__Given problem__: Start with the line containing "Output the text content of this document." and write out each line through the end of the listing, exactly as given.

***** Available records *****

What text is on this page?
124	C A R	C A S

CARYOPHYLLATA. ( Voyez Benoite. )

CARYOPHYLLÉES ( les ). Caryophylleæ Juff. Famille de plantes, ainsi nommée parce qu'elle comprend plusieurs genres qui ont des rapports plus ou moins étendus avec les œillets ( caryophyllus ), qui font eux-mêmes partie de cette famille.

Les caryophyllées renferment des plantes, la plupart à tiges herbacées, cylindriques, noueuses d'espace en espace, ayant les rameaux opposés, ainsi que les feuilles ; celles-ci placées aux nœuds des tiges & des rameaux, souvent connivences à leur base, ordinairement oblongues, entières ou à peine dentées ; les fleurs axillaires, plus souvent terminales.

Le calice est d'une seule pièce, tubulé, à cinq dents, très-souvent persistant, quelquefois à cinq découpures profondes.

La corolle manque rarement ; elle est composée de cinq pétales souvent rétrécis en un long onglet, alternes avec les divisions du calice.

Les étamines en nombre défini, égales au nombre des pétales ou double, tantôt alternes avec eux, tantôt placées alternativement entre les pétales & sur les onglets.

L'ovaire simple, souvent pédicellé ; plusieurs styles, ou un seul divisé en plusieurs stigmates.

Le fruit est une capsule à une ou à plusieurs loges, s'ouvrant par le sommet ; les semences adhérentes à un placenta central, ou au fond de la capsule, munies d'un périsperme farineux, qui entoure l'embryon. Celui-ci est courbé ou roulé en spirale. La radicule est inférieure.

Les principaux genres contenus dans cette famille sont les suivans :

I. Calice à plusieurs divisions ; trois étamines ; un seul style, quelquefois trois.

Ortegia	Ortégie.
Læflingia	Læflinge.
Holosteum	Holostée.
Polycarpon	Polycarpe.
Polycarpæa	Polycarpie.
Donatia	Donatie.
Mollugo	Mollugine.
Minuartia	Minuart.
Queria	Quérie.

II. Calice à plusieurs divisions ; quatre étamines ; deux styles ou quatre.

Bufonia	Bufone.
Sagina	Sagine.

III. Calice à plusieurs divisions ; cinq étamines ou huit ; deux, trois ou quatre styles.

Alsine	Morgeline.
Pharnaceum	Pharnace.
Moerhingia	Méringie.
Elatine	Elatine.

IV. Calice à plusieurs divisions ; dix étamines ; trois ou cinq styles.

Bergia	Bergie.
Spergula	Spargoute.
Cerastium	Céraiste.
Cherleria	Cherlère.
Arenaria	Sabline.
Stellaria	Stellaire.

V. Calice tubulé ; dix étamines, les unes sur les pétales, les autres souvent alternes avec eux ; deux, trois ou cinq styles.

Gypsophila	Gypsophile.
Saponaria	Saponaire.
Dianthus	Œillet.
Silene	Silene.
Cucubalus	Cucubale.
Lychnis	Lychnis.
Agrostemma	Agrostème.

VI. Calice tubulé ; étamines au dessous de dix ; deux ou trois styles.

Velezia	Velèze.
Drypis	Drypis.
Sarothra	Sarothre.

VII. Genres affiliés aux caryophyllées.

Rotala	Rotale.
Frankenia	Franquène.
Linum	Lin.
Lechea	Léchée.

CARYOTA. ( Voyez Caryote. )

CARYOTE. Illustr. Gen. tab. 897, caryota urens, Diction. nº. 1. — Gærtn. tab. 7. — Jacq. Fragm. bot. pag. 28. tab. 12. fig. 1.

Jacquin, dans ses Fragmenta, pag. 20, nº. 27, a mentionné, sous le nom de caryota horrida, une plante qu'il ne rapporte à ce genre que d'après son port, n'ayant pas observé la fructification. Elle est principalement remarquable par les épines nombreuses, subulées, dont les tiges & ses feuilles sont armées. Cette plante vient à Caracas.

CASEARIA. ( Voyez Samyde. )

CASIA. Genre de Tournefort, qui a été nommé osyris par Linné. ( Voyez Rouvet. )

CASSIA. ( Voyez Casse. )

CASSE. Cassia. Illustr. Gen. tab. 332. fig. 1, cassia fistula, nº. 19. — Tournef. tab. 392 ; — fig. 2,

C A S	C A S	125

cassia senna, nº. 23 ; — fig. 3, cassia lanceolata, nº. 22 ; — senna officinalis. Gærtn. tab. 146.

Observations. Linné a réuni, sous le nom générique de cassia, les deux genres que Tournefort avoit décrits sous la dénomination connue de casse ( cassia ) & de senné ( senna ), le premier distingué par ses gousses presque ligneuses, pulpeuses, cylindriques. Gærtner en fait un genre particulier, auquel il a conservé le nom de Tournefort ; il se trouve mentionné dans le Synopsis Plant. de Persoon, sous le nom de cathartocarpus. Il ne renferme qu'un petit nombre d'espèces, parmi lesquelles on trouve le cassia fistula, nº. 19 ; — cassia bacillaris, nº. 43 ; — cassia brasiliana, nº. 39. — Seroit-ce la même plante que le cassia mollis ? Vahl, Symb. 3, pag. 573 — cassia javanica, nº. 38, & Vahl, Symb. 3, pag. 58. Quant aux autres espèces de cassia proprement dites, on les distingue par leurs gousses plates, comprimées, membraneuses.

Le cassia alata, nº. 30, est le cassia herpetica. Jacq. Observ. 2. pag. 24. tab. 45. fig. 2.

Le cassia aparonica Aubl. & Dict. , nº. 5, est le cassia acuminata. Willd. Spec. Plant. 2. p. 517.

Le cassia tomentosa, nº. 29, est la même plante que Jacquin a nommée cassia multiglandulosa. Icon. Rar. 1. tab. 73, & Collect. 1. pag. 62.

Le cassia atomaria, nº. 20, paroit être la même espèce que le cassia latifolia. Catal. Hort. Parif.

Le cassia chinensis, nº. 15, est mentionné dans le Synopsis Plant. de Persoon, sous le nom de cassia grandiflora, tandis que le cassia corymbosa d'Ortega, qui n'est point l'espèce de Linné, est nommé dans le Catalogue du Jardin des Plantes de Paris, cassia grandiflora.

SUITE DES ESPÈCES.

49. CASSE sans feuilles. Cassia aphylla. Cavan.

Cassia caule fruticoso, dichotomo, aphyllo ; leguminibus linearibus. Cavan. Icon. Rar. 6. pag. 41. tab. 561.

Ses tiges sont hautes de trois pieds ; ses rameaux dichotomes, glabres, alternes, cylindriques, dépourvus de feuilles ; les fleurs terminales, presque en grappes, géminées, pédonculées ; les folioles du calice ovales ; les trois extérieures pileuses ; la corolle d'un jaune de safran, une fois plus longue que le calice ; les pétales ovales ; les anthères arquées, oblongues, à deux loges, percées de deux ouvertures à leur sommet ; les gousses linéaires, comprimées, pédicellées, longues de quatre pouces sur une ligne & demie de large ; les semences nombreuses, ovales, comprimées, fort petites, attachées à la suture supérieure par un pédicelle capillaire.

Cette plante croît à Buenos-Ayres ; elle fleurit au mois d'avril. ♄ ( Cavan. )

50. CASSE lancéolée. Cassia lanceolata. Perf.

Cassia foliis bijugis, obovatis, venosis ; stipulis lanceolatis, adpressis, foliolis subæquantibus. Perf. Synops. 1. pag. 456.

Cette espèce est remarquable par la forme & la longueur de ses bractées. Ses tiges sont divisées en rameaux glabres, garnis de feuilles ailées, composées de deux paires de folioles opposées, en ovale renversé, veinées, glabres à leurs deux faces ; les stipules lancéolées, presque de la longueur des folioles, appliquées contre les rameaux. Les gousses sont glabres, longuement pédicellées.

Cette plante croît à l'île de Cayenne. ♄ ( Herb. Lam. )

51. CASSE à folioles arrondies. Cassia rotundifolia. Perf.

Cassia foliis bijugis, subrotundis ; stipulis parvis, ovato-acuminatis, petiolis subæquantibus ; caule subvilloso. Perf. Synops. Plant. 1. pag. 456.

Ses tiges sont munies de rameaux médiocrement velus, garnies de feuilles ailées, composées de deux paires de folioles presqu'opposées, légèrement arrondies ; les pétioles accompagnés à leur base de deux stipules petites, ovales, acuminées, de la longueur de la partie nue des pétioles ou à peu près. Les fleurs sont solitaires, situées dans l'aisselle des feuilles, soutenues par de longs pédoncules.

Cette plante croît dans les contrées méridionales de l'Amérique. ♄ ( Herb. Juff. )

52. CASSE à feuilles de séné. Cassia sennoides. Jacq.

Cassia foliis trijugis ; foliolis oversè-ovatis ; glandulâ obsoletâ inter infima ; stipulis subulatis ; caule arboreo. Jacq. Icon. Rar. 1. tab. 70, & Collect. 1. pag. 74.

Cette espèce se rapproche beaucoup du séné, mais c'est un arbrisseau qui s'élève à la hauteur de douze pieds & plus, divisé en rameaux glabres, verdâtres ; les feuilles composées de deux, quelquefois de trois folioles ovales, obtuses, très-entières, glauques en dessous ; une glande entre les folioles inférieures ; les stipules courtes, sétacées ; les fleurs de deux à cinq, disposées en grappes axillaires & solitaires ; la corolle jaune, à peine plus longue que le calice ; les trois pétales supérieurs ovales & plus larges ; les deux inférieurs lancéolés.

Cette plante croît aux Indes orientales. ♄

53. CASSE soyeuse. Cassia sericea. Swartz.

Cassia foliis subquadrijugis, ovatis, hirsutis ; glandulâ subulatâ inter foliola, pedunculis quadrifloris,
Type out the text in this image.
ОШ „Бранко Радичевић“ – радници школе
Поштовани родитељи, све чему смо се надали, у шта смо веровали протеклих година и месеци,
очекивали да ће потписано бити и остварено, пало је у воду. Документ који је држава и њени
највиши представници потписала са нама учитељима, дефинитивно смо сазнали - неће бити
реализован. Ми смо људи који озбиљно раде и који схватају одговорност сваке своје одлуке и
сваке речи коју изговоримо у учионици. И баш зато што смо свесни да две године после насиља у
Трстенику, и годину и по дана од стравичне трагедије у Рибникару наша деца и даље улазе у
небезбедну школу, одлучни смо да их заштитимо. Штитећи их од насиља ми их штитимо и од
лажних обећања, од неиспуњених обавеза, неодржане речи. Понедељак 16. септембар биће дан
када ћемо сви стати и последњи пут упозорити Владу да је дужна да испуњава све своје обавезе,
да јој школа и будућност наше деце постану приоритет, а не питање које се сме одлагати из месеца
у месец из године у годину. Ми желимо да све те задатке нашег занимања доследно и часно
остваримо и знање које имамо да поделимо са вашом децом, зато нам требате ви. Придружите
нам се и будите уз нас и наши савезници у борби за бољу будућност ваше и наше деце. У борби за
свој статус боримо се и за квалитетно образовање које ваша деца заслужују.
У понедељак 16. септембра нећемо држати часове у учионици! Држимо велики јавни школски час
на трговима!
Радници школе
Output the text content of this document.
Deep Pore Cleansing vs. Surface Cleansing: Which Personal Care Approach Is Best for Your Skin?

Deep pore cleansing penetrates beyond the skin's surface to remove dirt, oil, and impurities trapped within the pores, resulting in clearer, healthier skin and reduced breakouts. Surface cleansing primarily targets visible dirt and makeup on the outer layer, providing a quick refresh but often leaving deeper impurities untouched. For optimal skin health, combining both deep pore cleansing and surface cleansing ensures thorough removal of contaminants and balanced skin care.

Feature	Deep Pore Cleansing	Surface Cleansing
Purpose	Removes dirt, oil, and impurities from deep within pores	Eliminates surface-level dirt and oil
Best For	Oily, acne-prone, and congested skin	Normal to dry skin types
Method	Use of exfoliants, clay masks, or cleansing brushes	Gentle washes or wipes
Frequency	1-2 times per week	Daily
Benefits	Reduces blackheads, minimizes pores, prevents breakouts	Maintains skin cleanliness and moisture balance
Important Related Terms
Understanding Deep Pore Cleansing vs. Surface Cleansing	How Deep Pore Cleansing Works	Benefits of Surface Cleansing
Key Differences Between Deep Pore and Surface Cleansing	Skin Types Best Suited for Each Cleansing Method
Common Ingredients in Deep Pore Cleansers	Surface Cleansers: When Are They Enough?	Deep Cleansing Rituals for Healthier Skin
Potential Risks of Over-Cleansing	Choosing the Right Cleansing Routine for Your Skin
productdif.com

*****

__Response below__:
Output the text content of this document.
Deep Pore Cleansing vs. Surface Cleansing: Which Personal Care Approach Is Best for Your Skin?

Deep pore cleansing penetrates beyond the skin's surface to remove dirt, oil, and impurities trapped within the pores, resulting in clearer, healthier skin and reduced breakouts. Surface cleansing primarily targets visible dirt and makeup on the outer layer, providing a quick refresh but often leaving deeper impurities untouched. For optimal skin health, combining both deep pore cleansing and surface cleansing ensures thorough removal of contaminants and balanced skin care.

Feature	Deep Pore Cleansing	Surface Cleansing
Purpose	Removes dirt, oil, and impurities from deep within pores	Eliminates surface-level dirt and oil
Best For	Oily, acne-prone, and congested skin	Normal to dry skin types
Method	Use of exfoliants, clay masks, or cleansing brushes	Gentle washes or wipes
Frequency	1-2 times per week	Daily
Benefits	Reduces blackheads, minimizes pores, prevents breakouts	Maintains skin cleanliness and moisture balance
Important Related Terms
Understanding Deep Pore Cleansing vs. Surface Cleansing	How Deep Pore Cleansing Works	Benefits of Surface Cleansing
Key Differences Between Deep Pore and Surface Cleansing	Skin Types Best Suited for Each Cleansing Method
Common Ingredients in Deep Pore Cleansers	Surface Cleansers: When Are They Enough?	Deep Cleansing Rituals for Healthier Skin
Potential Risks of Over-Cleansing	Choosing the Right Cleansing Routine for Your Skin
productdif.com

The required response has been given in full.